* start PROVIDED ENTRIES *
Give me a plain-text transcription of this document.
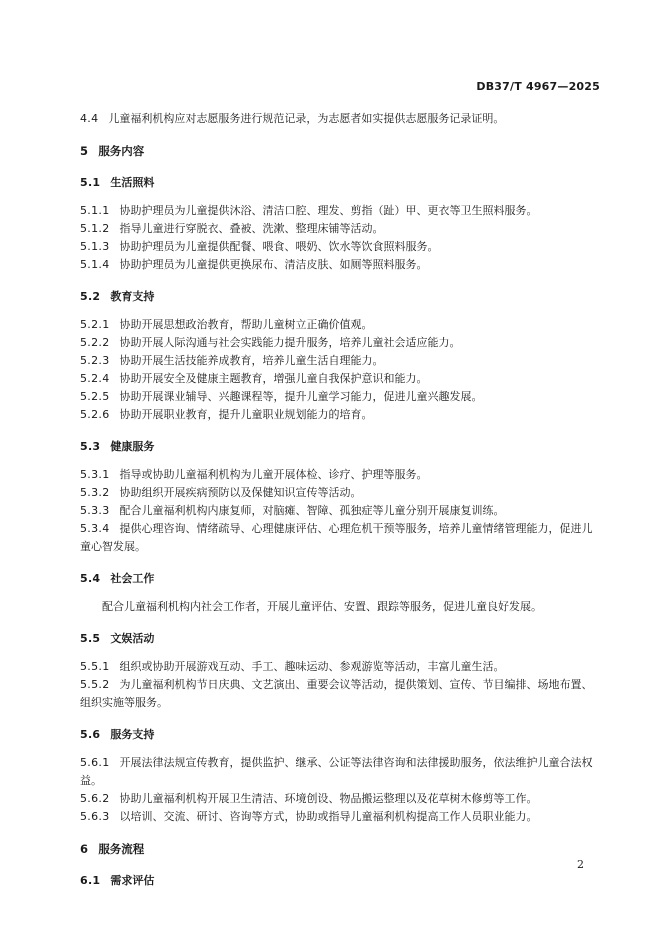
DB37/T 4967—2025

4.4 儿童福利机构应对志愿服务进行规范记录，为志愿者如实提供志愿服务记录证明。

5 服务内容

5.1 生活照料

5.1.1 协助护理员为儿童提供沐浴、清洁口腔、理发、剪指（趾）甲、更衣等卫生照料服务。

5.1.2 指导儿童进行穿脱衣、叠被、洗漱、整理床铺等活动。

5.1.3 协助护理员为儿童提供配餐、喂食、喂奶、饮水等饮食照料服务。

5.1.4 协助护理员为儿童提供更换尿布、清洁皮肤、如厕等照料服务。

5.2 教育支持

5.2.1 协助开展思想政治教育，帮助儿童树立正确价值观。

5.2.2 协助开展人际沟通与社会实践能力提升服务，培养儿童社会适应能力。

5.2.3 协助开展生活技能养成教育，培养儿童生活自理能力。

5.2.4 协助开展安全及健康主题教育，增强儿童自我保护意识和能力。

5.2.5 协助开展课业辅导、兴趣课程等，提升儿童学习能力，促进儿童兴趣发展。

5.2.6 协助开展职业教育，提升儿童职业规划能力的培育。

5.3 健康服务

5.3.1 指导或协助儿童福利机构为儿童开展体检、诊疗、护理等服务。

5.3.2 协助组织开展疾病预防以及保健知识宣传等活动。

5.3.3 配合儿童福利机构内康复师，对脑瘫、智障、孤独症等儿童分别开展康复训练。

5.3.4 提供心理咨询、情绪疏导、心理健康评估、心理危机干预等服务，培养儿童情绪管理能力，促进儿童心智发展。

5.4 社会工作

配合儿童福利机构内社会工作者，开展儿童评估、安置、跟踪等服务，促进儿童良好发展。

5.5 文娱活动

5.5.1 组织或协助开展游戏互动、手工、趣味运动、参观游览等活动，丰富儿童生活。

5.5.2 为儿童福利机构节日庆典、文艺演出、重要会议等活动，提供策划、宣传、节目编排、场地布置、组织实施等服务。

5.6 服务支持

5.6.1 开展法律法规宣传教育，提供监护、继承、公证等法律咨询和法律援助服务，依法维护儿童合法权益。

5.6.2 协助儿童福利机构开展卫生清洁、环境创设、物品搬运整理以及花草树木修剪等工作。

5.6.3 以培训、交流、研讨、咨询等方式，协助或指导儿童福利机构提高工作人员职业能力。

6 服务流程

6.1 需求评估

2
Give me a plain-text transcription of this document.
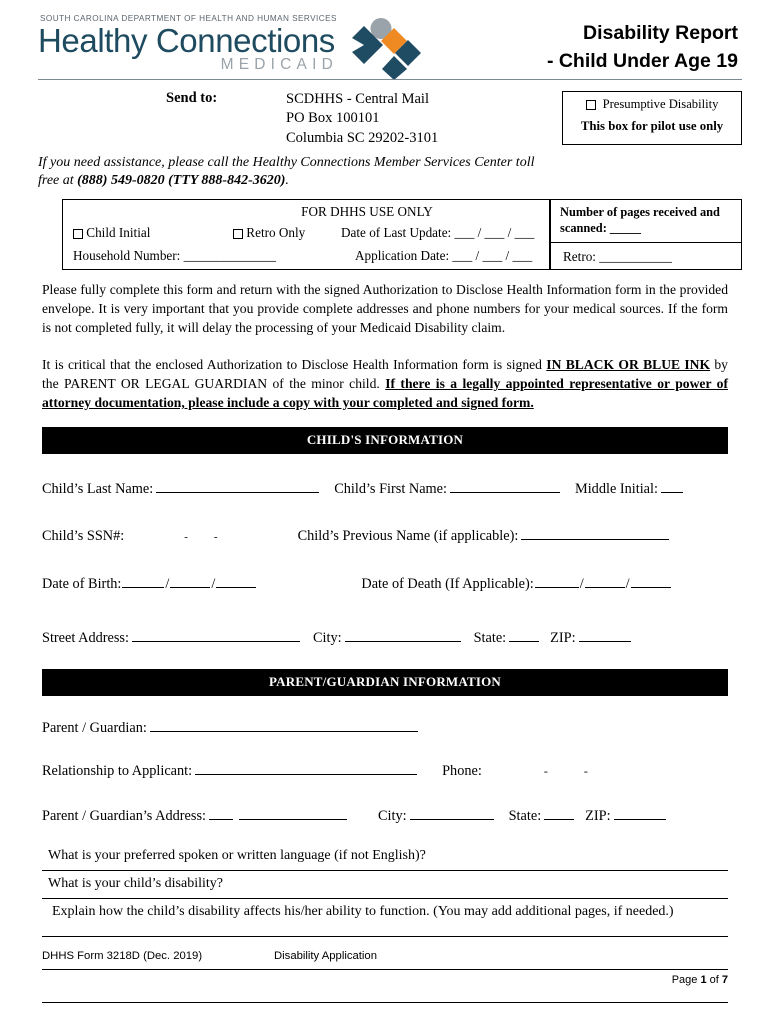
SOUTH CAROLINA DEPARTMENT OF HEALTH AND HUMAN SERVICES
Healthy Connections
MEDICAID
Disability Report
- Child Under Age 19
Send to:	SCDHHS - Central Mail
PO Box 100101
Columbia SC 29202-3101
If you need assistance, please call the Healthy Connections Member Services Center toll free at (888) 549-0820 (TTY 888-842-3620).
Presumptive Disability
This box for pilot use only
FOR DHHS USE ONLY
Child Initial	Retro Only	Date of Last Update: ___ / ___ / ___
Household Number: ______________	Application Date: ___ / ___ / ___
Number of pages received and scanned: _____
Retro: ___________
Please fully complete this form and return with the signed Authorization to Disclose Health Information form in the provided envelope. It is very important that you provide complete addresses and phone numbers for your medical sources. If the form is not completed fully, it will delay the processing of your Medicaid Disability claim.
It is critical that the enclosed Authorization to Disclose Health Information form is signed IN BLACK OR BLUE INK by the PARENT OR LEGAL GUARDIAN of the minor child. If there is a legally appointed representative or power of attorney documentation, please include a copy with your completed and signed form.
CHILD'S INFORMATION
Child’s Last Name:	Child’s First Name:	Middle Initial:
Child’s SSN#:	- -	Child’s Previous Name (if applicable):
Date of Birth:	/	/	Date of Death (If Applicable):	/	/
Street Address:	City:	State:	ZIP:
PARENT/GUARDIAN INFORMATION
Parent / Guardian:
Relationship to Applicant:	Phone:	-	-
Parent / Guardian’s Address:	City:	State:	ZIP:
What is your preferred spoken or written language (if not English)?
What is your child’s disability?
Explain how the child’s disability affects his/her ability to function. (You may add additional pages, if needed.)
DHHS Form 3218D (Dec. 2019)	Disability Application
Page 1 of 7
* end PROVIDED ENTRIES *
* start PROVIDED ENTRIES *
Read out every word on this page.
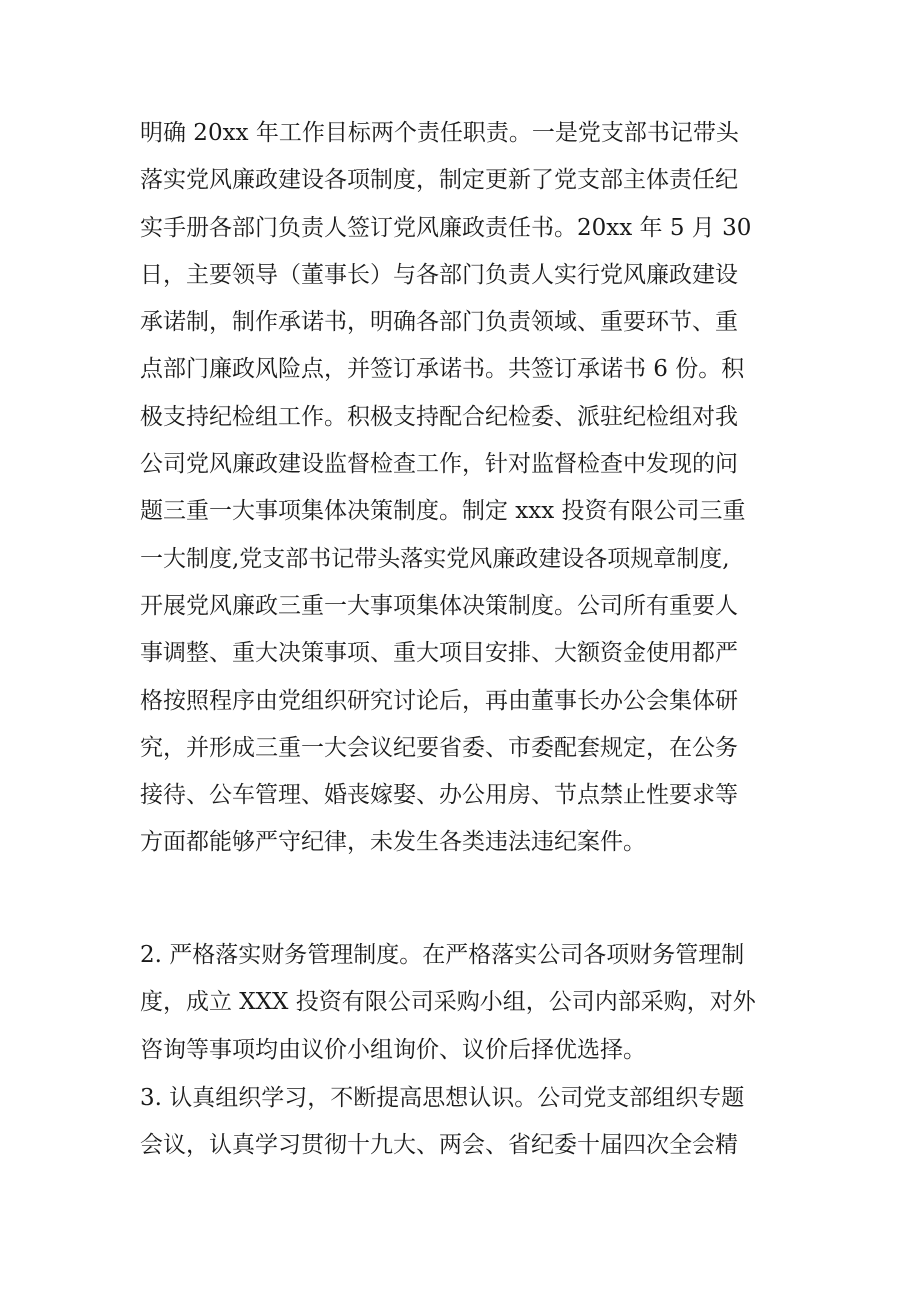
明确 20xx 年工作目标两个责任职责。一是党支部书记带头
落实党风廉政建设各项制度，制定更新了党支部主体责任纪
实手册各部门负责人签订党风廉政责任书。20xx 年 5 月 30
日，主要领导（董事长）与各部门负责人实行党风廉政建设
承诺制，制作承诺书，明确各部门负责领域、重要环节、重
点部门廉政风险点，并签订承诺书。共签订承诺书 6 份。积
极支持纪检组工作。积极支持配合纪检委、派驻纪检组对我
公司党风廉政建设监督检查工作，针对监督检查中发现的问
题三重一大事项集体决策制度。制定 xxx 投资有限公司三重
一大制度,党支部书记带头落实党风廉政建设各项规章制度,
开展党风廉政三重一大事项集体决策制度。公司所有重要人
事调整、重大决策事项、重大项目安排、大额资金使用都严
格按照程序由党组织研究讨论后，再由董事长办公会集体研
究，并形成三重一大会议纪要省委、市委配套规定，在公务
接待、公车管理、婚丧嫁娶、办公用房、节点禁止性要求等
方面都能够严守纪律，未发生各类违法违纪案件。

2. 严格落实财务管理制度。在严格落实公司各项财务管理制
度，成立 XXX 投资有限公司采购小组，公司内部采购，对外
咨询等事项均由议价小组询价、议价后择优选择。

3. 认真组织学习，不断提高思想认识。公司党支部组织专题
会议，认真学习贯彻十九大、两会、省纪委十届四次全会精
* end PROVIDED ENTRIES *
*PROBLEM STATEMENT*. Show the lines of the records that contain the word "Name".

*RESPONSE*.
Child’s Last Name:	Child’s First Name:	Middle Initial:
Child’s SSN#:	- -	Child’s Previous Name (if applicable):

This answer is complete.